Stated problem
Return every line of the material exactly.

Input material
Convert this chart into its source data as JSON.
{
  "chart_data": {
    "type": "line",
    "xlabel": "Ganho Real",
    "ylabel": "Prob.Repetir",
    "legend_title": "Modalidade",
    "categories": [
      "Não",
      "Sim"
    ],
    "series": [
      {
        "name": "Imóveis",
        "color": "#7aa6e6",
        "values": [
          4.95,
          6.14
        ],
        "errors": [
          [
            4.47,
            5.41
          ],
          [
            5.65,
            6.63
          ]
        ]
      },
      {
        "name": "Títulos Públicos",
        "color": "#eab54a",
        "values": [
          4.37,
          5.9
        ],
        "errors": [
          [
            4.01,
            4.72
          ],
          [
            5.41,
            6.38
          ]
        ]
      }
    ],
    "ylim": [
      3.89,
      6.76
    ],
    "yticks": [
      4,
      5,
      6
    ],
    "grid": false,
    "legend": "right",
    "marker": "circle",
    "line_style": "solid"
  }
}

Exercise response
Convert this chart into its source data as JSON.
{
  "chart_data": {
    "type": "line",
    "xlabel": "Ganho Real",
    "ylabel": "Prob.Repetir",
    "legend_title": "Modalidade",
    "categories": [
      "Não",
      "Sim"
    ],
    "series": [
      {
        "name": "Imóveis",
        "color": "#7aa6e6",
        "values": [
          4.95,
          6.14
        ],
        "errors": [
          [
            4.47,
            5.41
          ],
          [
            5.65,
            6.63
          ]
        ]
      },
      {
        "name": "Títulos Públicos",
        "color": "#eab54a",
        "values": [
          4.37,
          5.9
        ],
        "errors": [
          [
            4.01,
            4.72
          ],
          [
            5.41,
            6.38
          ]
        ]
      }
    ],
    "ylim": [
      3.89,
      6.76
    ],
    "yticks": [
      4,
      5,
      6
    ],
    "grid": false,
    "legend": "right",
    "marker": "circle",
    "line_style": "solid"
  }
}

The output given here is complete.